**Material shown:**
+ + + + +

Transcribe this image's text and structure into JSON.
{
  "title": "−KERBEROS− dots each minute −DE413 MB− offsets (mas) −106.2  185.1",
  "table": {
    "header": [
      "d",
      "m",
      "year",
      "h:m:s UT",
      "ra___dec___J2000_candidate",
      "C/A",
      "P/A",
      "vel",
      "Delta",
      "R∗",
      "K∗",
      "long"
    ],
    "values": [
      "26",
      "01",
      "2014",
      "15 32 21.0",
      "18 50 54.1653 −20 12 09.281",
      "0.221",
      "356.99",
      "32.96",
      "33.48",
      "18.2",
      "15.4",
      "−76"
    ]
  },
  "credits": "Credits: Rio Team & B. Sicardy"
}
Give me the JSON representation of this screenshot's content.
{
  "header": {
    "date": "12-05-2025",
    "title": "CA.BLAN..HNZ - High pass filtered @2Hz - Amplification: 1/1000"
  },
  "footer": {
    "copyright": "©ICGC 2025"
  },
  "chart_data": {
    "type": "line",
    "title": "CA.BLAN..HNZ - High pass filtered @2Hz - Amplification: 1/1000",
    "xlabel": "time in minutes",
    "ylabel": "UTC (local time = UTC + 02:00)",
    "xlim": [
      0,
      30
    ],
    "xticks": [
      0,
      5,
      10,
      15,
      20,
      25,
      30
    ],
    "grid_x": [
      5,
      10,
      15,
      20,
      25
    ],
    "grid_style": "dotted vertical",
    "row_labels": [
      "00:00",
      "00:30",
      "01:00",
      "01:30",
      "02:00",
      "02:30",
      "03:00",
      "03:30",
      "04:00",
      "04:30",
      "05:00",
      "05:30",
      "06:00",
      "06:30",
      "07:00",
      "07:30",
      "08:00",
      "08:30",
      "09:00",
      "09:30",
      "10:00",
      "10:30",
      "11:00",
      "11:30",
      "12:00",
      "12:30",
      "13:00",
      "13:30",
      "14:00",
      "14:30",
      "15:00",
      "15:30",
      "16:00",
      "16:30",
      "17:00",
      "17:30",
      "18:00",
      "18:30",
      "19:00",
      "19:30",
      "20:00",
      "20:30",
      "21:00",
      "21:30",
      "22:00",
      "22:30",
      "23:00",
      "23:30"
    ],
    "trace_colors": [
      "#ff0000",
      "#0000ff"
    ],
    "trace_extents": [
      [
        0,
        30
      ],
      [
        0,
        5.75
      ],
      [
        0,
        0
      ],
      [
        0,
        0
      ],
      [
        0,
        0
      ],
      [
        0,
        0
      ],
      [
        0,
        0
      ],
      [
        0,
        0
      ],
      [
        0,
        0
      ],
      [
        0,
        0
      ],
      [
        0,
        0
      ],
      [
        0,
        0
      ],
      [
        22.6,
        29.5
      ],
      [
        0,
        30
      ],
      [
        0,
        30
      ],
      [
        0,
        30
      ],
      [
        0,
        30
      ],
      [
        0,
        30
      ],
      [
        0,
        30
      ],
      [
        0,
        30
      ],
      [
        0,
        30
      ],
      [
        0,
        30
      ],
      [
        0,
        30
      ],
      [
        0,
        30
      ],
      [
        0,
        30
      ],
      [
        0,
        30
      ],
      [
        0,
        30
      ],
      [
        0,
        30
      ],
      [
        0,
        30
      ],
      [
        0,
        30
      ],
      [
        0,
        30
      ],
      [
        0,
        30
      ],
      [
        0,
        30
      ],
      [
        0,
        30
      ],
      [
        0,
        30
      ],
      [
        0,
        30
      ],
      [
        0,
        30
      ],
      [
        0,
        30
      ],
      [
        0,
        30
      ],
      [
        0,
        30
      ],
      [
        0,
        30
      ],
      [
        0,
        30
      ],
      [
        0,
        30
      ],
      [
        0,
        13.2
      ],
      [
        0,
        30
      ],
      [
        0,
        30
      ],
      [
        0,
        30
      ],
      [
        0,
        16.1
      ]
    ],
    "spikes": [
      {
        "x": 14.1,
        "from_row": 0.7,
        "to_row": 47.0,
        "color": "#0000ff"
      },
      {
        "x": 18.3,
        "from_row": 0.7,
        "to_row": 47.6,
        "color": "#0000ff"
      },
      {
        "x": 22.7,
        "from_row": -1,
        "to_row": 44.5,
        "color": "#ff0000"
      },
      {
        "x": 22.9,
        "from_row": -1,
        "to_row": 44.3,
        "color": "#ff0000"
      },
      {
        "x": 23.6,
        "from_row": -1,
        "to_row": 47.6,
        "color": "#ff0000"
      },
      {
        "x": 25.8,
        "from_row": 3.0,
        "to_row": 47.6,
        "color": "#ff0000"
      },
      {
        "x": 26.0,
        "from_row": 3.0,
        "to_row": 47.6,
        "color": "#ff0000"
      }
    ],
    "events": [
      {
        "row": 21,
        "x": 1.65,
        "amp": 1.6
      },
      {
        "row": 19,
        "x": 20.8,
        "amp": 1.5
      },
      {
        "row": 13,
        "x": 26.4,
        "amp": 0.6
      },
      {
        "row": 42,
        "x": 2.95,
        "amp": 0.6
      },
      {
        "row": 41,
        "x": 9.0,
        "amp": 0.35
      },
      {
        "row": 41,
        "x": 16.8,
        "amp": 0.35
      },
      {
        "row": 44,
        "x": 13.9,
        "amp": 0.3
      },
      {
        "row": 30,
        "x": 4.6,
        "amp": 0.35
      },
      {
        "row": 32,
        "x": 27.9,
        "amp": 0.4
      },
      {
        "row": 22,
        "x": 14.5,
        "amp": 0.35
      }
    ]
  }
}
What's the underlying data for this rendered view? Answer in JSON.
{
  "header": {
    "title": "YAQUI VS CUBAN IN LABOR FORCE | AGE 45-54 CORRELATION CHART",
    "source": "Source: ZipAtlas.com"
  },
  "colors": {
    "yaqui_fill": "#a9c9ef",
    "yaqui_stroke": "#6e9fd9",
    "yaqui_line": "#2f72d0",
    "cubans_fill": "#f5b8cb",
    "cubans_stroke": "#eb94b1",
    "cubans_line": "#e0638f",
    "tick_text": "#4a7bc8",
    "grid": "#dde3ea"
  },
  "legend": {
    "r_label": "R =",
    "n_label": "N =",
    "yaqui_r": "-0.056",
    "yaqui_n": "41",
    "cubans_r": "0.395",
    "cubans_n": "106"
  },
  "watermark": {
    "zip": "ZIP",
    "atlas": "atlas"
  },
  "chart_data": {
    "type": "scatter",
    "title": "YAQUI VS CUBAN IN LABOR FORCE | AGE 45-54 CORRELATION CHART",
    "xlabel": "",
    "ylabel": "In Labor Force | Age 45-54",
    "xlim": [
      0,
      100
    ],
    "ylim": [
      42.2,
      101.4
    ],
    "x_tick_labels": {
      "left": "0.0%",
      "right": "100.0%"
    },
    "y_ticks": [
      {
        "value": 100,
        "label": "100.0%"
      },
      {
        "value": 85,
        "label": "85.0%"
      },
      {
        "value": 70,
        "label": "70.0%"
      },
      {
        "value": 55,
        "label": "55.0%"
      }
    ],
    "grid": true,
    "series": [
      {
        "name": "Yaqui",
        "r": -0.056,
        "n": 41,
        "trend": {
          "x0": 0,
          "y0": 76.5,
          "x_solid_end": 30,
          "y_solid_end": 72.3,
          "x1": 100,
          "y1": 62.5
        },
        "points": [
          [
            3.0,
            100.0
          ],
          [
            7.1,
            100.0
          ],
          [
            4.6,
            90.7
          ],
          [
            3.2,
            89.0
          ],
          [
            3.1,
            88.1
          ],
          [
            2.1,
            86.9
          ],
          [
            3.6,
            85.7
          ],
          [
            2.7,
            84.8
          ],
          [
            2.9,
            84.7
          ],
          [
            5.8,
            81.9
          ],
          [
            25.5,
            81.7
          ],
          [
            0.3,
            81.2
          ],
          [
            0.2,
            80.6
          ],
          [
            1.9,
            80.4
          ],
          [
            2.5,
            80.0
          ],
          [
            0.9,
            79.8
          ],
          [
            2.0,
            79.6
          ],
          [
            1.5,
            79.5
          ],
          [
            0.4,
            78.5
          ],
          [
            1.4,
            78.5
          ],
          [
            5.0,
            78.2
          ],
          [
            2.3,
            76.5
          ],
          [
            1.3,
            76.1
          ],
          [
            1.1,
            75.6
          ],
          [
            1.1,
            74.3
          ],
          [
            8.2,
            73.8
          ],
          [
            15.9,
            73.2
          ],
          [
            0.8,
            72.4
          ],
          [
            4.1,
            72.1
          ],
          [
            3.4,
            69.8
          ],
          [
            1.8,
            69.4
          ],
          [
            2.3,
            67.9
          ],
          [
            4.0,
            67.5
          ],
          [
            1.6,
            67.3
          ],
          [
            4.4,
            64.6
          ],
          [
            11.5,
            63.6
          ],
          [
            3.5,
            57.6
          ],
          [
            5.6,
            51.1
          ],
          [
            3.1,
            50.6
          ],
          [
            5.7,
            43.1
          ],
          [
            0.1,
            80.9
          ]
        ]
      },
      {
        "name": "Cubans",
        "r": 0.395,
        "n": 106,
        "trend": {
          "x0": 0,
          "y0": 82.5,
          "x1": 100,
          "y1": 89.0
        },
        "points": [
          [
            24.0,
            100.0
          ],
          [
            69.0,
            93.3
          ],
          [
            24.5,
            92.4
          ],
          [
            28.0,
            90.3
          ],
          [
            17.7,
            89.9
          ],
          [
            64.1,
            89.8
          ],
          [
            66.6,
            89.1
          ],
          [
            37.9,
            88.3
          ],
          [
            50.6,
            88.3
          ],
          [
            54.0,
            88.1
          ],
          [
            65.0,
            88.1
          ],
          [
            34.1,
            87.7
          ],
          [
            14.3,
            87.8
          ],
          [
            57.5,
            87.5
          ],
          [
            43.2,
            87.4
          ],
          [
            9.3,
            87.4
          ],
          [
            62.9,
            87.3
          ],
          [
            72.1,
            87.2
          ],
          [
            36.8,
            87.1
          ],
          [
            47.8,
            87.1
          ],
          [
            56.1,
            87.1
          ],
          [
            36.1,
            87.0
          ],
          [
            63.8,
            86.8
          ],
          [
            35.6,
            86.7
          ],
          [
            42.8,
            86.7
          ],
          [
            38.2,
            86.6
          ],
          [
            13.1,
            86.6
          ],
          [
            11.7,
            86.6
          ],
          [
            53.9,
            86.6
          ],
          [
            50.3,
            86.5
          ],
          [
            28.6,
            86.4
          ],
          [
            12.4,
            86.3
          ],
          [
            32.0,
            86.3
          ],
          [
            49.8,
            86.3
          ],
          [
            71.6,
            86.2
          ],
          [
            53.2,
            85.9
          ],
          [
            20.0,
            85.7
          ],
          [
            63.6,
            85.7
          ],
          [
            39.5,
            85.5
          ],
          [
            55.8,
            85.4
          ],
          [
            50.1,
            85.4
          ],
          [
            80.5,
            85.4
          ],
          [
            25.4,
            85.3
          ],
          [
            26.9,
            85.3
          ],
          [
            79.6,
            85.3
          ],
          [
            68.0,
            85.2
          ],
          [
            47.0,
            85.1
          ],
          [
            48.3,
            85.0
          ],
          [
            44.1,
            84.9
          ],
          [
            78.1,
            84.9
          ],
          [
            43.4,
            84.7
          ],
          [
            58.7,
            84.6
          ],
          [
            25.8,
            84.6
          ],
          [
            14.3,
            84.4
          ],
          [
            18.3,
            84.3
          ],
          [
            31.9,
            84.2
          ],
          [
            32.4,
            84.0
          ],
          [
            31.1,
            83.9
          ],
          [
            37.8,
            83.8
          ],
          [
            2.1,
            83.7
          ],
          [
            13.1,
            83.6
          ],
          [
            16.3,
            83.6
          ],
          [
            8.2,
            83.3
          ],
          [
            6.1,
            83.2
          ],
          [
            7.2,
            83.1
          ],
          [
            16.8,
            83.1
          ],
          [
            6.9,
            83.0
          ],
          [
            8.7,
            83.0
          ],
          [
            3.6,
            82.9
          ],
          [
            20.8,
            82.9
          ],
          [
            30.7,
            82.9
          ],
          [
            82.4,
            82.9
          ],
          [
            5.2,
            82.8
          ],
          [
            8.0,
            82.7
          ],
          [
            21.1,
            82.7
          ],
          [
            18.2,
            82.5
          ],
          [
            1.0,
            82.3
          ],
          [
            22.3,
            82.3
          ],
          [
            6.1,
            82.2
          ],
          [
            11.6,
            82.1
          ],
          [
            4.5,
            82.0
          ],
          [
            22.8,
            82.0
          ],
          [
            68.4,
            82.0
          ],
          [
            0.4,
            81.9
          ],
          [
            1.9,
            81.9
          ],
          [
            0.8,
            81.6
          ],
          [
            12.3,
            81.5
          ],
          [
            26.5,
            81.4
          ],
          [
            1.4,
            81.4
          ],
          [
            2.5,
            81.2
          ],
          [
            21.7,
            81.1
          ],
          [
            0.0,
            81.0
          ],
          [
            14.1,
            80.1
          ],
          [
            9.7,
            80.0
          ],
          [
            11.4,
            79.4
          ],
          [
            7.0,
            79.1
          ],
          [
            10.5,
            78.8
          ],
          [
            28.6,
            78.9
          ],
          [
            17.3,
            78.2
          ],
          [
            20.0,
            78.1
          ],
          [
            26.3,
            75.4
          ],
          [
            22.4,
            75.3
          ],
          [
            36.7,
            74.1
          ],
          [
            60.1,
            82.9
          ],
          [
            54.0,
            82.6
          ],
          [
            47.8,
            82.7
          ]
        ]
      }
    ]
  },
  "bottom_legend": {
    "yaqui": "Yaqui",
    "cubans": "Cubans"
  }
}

+ + + + +

**Requirements:** Take every line from the records above that has the word "JSON" and copy it.

**Correct output:**
Transcribe this image's text and structure into JSON.
Give me the JSON representation of this screenshot's content.
What's the underlying data for this rendered view? Answer in JSON.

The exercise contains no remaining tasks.